>> begin Records shown
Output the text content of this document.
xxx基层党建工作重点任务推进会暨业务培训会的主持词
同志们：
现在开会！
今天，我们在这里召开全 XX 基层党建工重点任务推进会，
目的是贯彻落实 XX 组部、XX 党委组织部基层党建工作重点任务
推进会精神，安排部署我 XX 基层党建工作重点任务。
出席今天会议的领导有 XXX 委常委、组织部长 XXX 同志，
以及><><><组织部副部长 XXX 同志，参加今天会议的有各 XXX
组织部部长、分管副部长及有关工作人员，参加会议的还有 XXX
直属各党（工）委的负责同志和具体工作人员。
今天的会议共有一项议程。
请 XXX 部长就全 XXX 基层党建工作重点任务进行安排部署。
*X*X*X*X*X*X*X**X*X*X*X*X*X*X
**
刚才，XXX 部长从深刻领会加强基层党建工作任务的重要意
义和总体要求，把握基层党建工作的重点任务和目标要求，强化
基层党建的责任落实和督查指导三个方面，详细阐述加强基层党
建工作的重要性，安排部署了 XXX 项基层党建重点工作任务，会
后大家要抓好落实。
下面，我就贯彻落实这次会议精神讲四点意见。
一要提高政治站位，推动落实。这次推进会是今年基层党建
>> end Records shown
Quote each line of the data above exactly as written.

▶ Correct answer:
Output the text content of this document.
xxx基层党建工作重点任务推进会暨业务培训会的主持词
同志们：
现在开会！
今天，我们在这里召开全 XX 基层党建工重点任务推进会，
目的是贯彻落实 XX 组部、XX 党委组织部基层党建工作重点任务
推进会精神，安排部署我 XX 基层党建工作重点任务。
出席今天会议的领导有 XXX 委常委、组织部长 XXX 同志，
以及><><><组织部副部长 XXX 同志，参加今天会议的有各 XXX
组织部部长、分管副部长及有关工作人员，参加会议的还有 XXX
直属各党（工）委的负责同志和具体工作人员。
今天的会议共有一项议程。
请 XXX 部长就全 XXX 基层党建工作重点任务进行安排部署。
*X*X*X*X*X*X*X**X*X*X*X*X*X*X
**
刚才，XXX 部长从深刻领会加强基层党建工作任务的重要意
义和总体要求，把握基层党建工作的重点任务和目标要求，强化
基层党建的责任落实和督查指导三个方面，详细阐述加强基层党
建工作的重要性，安排部署了 XXX 项基层党建重点工作任务，会
后大家要抓好落实。
下面，我就贯彻落实这次会议精神讲四点意见。
一要提高政治站位，推动落实。这次推进会是今年基层党建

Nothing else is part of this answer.